[Start of Input data]
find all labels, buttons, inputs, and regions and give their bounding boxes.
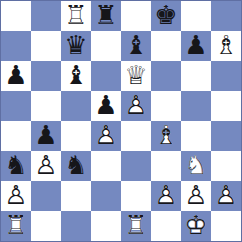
black-pawn[interactable]: ♟ (91, 91, 121, 121)
square-b1[interactable] (31, 211, 61, 241)
square-d7[interactable] (91, 31, 121, 61)
white-queen[interactable]: ♛♕ (121, 61, 151, 91)
square-a8[interactable] (1, 1, 31, 31)
square-d1[interactable] (91, 211, 121, 241)
square-f4[interactable]: ♝♗ (151, 121, 181, 151)
square-b4[interactable]: ♟ (31, 121, 61, 151)
square-e8[interactable] (121, 1, 151, 31)
square-b8[interactable] (31, 1, 61, 31)
square-e3[interactable] (121, 151, 151, 181)
square-d8[interactable]: ♜ (91, 1, 121, 31)
white-pawn[interactable]: ♟♙ (151, 181, 181, 211)
square-c7[interactable]: ♛ (61, 31, 91, 61)
white-pawn[interactable]: ♟♙ (121, 91, 151, 121)
black-bishop[interactable]: ♝ (121, 31, 151, 61)
square-c3[interactable]: ♞ (61, 151, 91, 181)
black-pawn[interactable]: ♟ (181, 31, 211, 61)
square-c8[interactable]: ♜♖ (61, 1, 91, 31)
square-f2[interactable]: ♟♙ (151, 181, 181, 211)
white-bishop[interactable]: ♝♗ (151, 121, 181, 151)
square-f5[interactable] (151, 91, 181, 121)
square-h8[interactable] (211, 1, 241, 31)
square-g1[interactable]: ♚♔ (181, 211, 211, 241)
square-e7[interactable]: ♝ (121, 31, 151, 61)
square-f8[interactable]: ♚ (151, 1, 181, 31)
square-a2[interactable]: ♟♙ (1, 181, 31, 211)
black-pawn[interactable]: ♟ (1, 61, 31, 91)
black-rook[interactable]: ♜ (91, 1, 121, 31)
square-d5[interactable]: ♟ (91, 91, 121, 121)
square-e6[interactable]: ♛♕ (121, 61, 151, 91)
black-bishop[interactable]: ♝ (61, 61, 91, 91)
square-f3[interactable] (151, 151, 181, 181)
square-h3[interactable] (211, 151, 241, 181)
square-h7[interactable]: ♝♗ (211, 31, 241, 61)
square-a7[interactable] (1, 31, 31, 61)
square-c2[interactable] (61, 181, 91, 211)
square-h2[interactable]: ♟♙ (211, 181, 241, 211)
square-h1[interactable] (211, 211, 241, 241)
white-rook[interactable]: ♜♖ (61, 1, 91, 31)
white-rook[interactable]: ♜♖ (1, 211, 31, 241)
square-b2[interactable] (31, 181, 61, 211)
square-b3[interactable]: ♟♙ (31, 151, 61, 181)
square-g2[interactable]: ♟♙ (181, 181, 211, 211)
square-d6[interactable] (91, 61, 121, 91)
white-pawn[interactable]: ♟♙ (181, 181, 211, 211)
square-d2[interactable] (91, 181, 121, 211)
square-a1[interactable]: ♜♖ (1, 211, 31, 241)
white-pawn[interactable]: ♟♙ (1, 181, 31, 211)
square-c4[interactable] (61, 121, 91, 151)
square-c1[interactable] (61, 211, 91, 241)
square-a3[interactable]: ♞ (1, 151, 31, 181)
chess-board: ♜♖♜♚♛♝♟♝♗♟♝♛♕♟♟♙♟♟♙♝♗♞♟♙♞♞♘♟♙♟♙♟♙♟♙♜♖♜♖♚… (0, 0, 242, 242)
square-e4[interactable] (121, 121, 151, 151)
square-c6[interactable]: ♝ (61, 61, 91, 91)
square-f6[interactable] (151, 61, 181, 91)
white-rook[interactable]: ♜♖ (121, 211, 151, 241)
white-bishop[interactable]: ♝♗ (211, 31, 241, 61)
square-f7[interactable] (151, 31, 181, 61)
square-a4[interactable] (1, 121, 31, 151)
square-g8[interactable] (181, 1, 211, 31)
square-g7[interactable]: ♟ (181, 31, 211, 61)
white-pawn[interactable]: ♟♙ (91, 121, 121, 151)
white-knight[interactable]: ♞♘ (181, 151, 211, 181)
square-h4[interactable] (211, 121, 241, 151)
square-f1[interactable] (151, 211, 181, 241)
white-pawn[interactable]: ♟♙ (211, 181, 241, 211)
black-queen[interactable]: ♛ (61, 31, 91, 61)
square-d4[interactable]: ♟♙ (91, 121, 121, 151)
square-h6[interactable] (211, 61, 241, 91)
square-a5[interactable] (1, 91, 31, 121)
black-king[interactable]: ♚ (151, 1, 181, 31)
black-knight[interactable]: ♞ (1, 151, 31, 181)
square-c5[interactable] (61, 91, 91, 121)
black-pawn[interactable]: ♟ (31, 121, 61, 151)
square-h5[interactable] (211, 91, 241, 121)
square-g3[interactable]: ♞♘ (181, 151, 211, 181)
square-g5[interactable] (181, 91, 211, 121)
white-pawn[interactable]: ♟♙ (31, 151, 61, 181)
square-g6[interactable] (181, 61, 211, 91)
square-e2[interactable] (121, 181, 151, 211)
black-knight[interactable]: ♞ (61, 151, 91, 181)
square-b6[interactable] (31, 61, 61, 91)
square-e1[interactable]: ♜♖ (121, 211, 151, 241)
square-g4[interactable] (181, 121, 211, 151)
square-e5[interactable]: ♟♙ (121, 91, 151, 121)
square-b5[interactable] (31, 91, 61, 121)
white-king[interactable]: ♚♔ (181, 211, 211, 241)
square-b7[interactable] (31, 31, 61, 61)
square-a6[interactable]: ♟ (1, 61, 31, 91)
square-d3[interactable] (91, 151, 121, 181)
[End of Input data]
▶ Your task: Reproduce all of the lines, substituting "white-castle" for every occurrence of "white-rook" and leaving everything else unchanged. Omit the pictures.

▶ Exercise result:
find all labels, buttons, inputs, and regions and give their bounding boxes.
black-pawn[interactable]: ♟ (91, 91, 121, 121)
square-b1[interactable] (31, 211, 61, 241)
square-d7[interactable] (91, 31, 121, 61)
white-queen[interactable]: ♛♕ (121, 61, 151, 91)
square-a8[interactable] (1, 1, 31, 31)
square-d1[interactable] (91, 211, 121, 241)
square-f4[interactable]: ♝♗ (151, 121, 181, 151)
square-b4[interactable]: ♟ (31, 121, 61, 151)
square-e8[interactable] (121, 1, 151, 31)
square-b8[interactable] (31, 1, 61, 31)
square-e3[interactable] (121, 151, 151, 181)
square-d8[interactable]: ♜ (91, 1, 121, 31)
white-pawn[interactable]: ♟♙ (151, 181, 181, 211)
square-c7[interactable]: ♛ (61, 31, 91, 61)
white-pawn[interactable]: ♟♙ (121, 91, 151, 121)
black-bishop[interactable]: ♝ (121, 31, 151, 61)
square-c3[interactable]: ♞ (61, 151, 91, 181)
black-pawn[interactable]: ♟ (181, 31, 211, 61)
square-c8[interactable]: ♜♖ (61, 1, 91, 31)
square-f2[interactable]: ♟♙ (151, 181, 181, 211)
white-bishop[interactable]: ♝♗ (151, 121, 181, 151)
square-f5[interactable] (151, 91, 181, 121)
square-h8[interactable] (211, 1, 241, 31)
square-g1[interactable]: ♚♔ (181, 211, 211, 241)
square-e7[interactable]: ♝ (121, 31, 151, 61)
square-f8[interactable]: ♚ (151, 1, 181, 31)
square-a2[interactable]: ♟♙ (1, 181, 31, 211)
black-pawn[interactable]: ♟ (1, 61, 31, 91)
black-rook[interactable]: ♜ (91, 1, 121, 31)
square-d5[interactable]: ♟ (91, 91, 121, 121)
square-e6[interactable]: ♛♕ (121, 61, 151, 91)
black-bishop[interactable]: ♝ (61, 61, 91, 91)
square-f3[interactable] (151, 151, 181, 181)
square-h3[interactable] (211, 151, 241, 181)
square-h7[interactable]: ♝♗ (211, 31, 241, 61)
square-a7[interactable] (1, 31, 31, 61)
square-c2[interactable] (61, 181, 91, 211)
square-h2[interactable]: ♟♙ (211, 181, 241, 211)
square-h1[interactable] (211, 211, 241, 241)
white-castle[interactable]: ♜♖ (61, 1, 91, 31)
white-castle[interactable]: ♜♖ (1, 211, 31, 241)
square-b2[interactable] (31, 181, 61, 211)
square-b3[interactable]: ♟♙ (31, 151, 61, 181)
square-g2[interactable]: ♟♙ (181, 181, 211, 211)
square-d6[interactable] (91, 61, 121, 91)
white-pawn[interactable]: ♟♙ (181, 181, 211, 211)
square-d2[interactable] (91, 181, 121, 211)
square-a1[interactable]: ♜♖ (1, 211, 31, 241)
white-pawn[interactable]: ♟♙ (1, 181, 31, 211)
square-c4[interactable] (61, 121, 91, 151)
square-c1[interactable] (61, 211, 91, 241)
square-a3[interactable]: ♞ (1, 151, 31, 181)
chess-board: ♜♖♜♚♛♝♟♝♗♟♝♛♕♟♟♙♟♟♙♝♗♞♟♙♞♞♘♟♙♟♙♟♙♟♙♜♖♜♖♚… (0, 0, 242, 242)
square-e4[interactable] (121, 121, 151, 151)
square-c6[interactable]: ♝ (61, 61, 91, 91)
square-f6[interactable] (151, 61, 181, 91)
white-castle[interactable]: ♜♖ (121, 211, 151, 241)
white-bishop[interactable]: ♝♗ (211, 31, 241, 61)
square-f7[interactable] (151, 31, 181, 61)
square-a4[interactable] (1, 121, 31, 151)
square-g8[interactable] (181, 1, 211, 31)
square-g7[interactable]: ♟ (181, 31, 211, 61)
white-pawn[interactable]: ♟♙ (91, 121, 121, 151)
white-knight[interactable]: ♞♘ (181, 151, 211, 181)
square-h4[interactable] (211, 121, 241, 151)
square-f1[interactable] (151, 211, 181, 241)
white-pawn[interactable]: ♟♙ (211, 181, 241, 211)
black-queen[interactable]: ♛ (61, 31, 91, 61)
square-d4[interactable]: ♟♙ (91, 121, 121, 151)
square-h6[interactable] (211, 61, 241, 91)
square-a5[interactable] (1, 91, 31, 121)
black-king[interactable]: ♚ (151, 1, 181, 31)
black-knight[interactable]: ♞ (1, 151, 31, 181)
square-c5[interactable] (61, 91, 91, 121)
black-pawn[interactable]: ♟ (31, 121, 61, 151)
square-h5[interactable] (211, 91, 241, 121)
square-g3[interactable]: ♞♘ (181, 151, 211, 181)
square-g5[interactable] (181, 91, 211, 121)
white-pawn[interactable]: ♟♙ (31, 151, 61, 181)
square-g6[interactable] (181, 61, 211, 91)
square-e2[interactable] (121, 181, 151, 211)
black-knight[interactable]: ♞ (61, 151, 91, 181)
square-b6[interactable] (31, 61, 61, 91)
square-e1[interactable]: ♜♖ (121, 211, 151, 241)
square-g4[interactable] (181, 121, 211, 151)
square-e5[interactable]: ♟♙ (121, 91, 151, 121)
square-b5[interactable] (31, 91, 61, 121)
white-king[interactable]: ♚♔ (181, 211, 211, 241)
square-b7[interactable] (31, 31, 61, 61)
square-a6[interactable]: ♟ (1, 61, 31, 91)
square-d3[interactable] (91, 151, 121, 181)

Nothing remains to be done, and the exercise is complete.